> **JOB**: Reproduce the data below line for line, with no changes, and leave out the pictures.
··········
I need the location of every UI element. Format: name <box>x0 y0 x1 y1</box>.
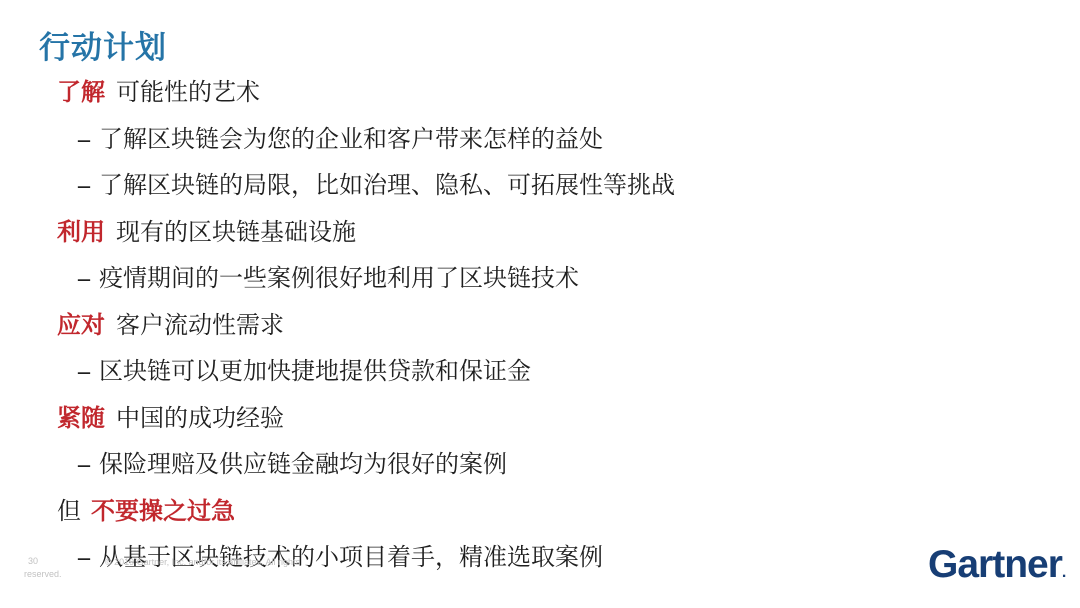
dash-bullet-icon: – <box>78 173 90 199</box>
bullet-item: –了解区块链会为您的企业和客户带来怎样的益处 <box>57 117 675 164</box>
slide-body: 了解可能性的艺术 –了解区块链会为您的企业和客户带来怎样的益处 –了解区块链的局… <box>57 70 675 582</box>
page-title: 行动计划 <box>39 22 167 67</box>
page-number: 30 <box>28 556 38 566</box>
gartner-logo: Gartner. <box>928 543 1065 587</box>
gartner-logo-text: Gartner <box>928 543 1062 586</box>
heading-keyword: 利用 <box>57 220 105 246</box>
section-heading: 了解可能性的艺术 <box>57 70 675 117</box>
section-heading: 应对客户流动性需求 <box>57 303 675 350</box>
heading-keyword: 应对 <box>57 313 105 339</box>
gartner-logo-mark: . <box>1062 564 1065 581</box>
bullet-item: –区块链可以更加快捷地提供贷款和保证金 <box>57 349 675 396</box>
dash-bullet-icon: – <box>78 127 90 153</box>
section-heading: 利用现有的区块链基础设施 <box>57 210 675 257</box>
bullet-item: –保险理赔及供应链金融均为很好的案例 <box>57 442 675 489</box>
bullet-text: 保险理赔及供应链金融均为很好的案例 <box>99 452 507 478</box>
bullet-item: –了解区块链的局限，比如治理、隐私、可拓展性等挑战 <box>57 163 675 210</box>
heading-prefix: 但 <box>57 499 81 525</box>
dash-bullet-icon: – <box>78 266 90 292</box>
bullet-text: 区块链可以更加快捷地提供贷款和保证金 <box>99 359 531 385</box>
dash-bullet-icon: – <box>78 359 90 385</box>
heading-text: 现有的区块链基础设施 <box>116 220 356 246</box>
heading-text: 可能性的艺术 <box>116 80 260 106</box>
heading-keyword: 紧随 <box>57 406 105 432</box>
heading-text: 客户流动性需求 <box>116 313 284 339</box>
dash-bullet-icon: – <box>78 545 90 571</box>
bullet-text: 了解区块链会为您的企业和客户带来怎样的益处 <box>99 127 603 153</box>
section-heading: 但不要操之过急 <box>57 489 675 536</box>
heading-keyword: 不要操之过急 <box>91 499 235 525</box>
section-heading: 紧随中国的成功经验 <box>57 396 675 443</box>
bullet-text: 了解区块链的局限，比如治理、隐私、可拓展性等挑战 <box>99 173 675 199</box>
bullet-item: –疫情期间的一些案例很好地利用了区块链技术 <box>57 256 675 303</box>
dash-bullet-icon: – <box>78 452 90 478</box>
bullet-text: 疫情期间的一些案例很好地利用了区块链技术 <box>99 266 579 292</box>
copyright-reserved-text: reserved. <box>24 569 62 579</box>
heading-text: 中国的成功经验 <box>116 406 284 432</box>
copyright-text: © 2019 Gartner, Inc. and/or its affiliat… <box>105 557 300 567</box>
heading-keyword: 了解 <box>57 80 105 106</box>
··········
> **EXERCISE OUTPUT**:
I need the location of every UI element. Format: name <box>x0 y0 x1 y1</box>.
dash-bullet-icon: – <box>78 173 90 199</box>
bullet-item: –了解区块链会为您的企业和客户带来怎样的益处 <box>57 117 675 164</box>
slide-body: 了解可能性的艺术 –了解区块链会为您的企业和客户带来怎样的益处 –了解区块链的局… <box>57 70 675 582</box>
page-title: 行动计划 <box>39 22 167 67</box>
page-number: 30 <box>28 556 38 566</box>
gartner-logo: Gartner. <box>928 543 1065 587</box>
gartner-logo-text: Gartner <box>928 543 1062 586</box>
heading-keyword: 利用 <box>57 220 105 246</box>
section-heading: 了解可能性的艺术 <box>57 70 675 117</box>
section-heading: 应对客户流动性需求 <box>57 303 675 350</box>
heading-keyword: 应对 <box>57 313 105 339</box>
gartner-logo-mark: . <box>1062 564 1065 581</box>
bullet-item: –区块链可以更加快捷地提供贷款和保证金 <box>57 349 675 396</box>
dash-bullet-icon: – <box>78 127 90 153</box>
section-heading: 利用现有的区块链基础设施 <box>57 210 675 257</box>
bullet-item: –保险理赔及供应链金融均为很好的案例 <box>57 442 675 489</box>
bullet-text: 保险理赔及供应链金融均为很好的案例 <box>99 452 507 478</box>
bullet-item: –了解区块链的局限，比如治理、隐私、可拓展性等挑战 <box>57 163 675 210</box>
heading-prefix: 但 <box>57 499 81 525</box>
dash-bullet-icon: – <box>78 266 90 292</box>
bullet-text: 区块链可以更加快捷地提供贷款和保证金 <box>99 359 531 385</box>
dash-bullet-icon: – <box>78 359 90 385</box>
heading-text: 现有的区块链基础设施 <box>116 220 356 246</box>
heading-text: 可能性的艺术 <box>116 80 260 106</box>
heading-keyword: 紧随 <box>57 406 105 432</box>
heading-text: 客户流动性需求 <box>116 313 284 339</box>
dash-bullet-icon: – <box>78 545 90 571</box>
bullet-text: 了解区块链会为您的企业和客户带来怎样的益处 <box>99 127 603 153</box>
section-heading: 但不要操之过急 <box>57 489 675 536</box>
heading-keyword: 不要操之过急 <box>91 499 235 525</box>
section-heading: 紧随中国的成功经验 <box>57 396 675 443</box>
bullet-text: 了解区块链的局限，比如治理、隐私、可拓展性等挑战 <box>99 173 675 199</box>
bullet-item: –疫情期间的一些案例很好地利用了区块链技术 <box>57 256 675 303</box>
dash-bullet-icon: – <box>78 452 90 478</box>
bullet-text: 疫情期间的一些案例很好地利用了区块链技术 <box>99 266 579 292</box>
copyright-reserved-text: reserved. <box>24 569 62 579</box>
heading-text: 中国的成功经验 <box>116 406 284 432</box>
copyright-text: © 2019 Gartner, Inc. and/or its affiliat… <box>105 557 300 567</box>
heading-keyword: 了解 <box>57 80 105 106</box>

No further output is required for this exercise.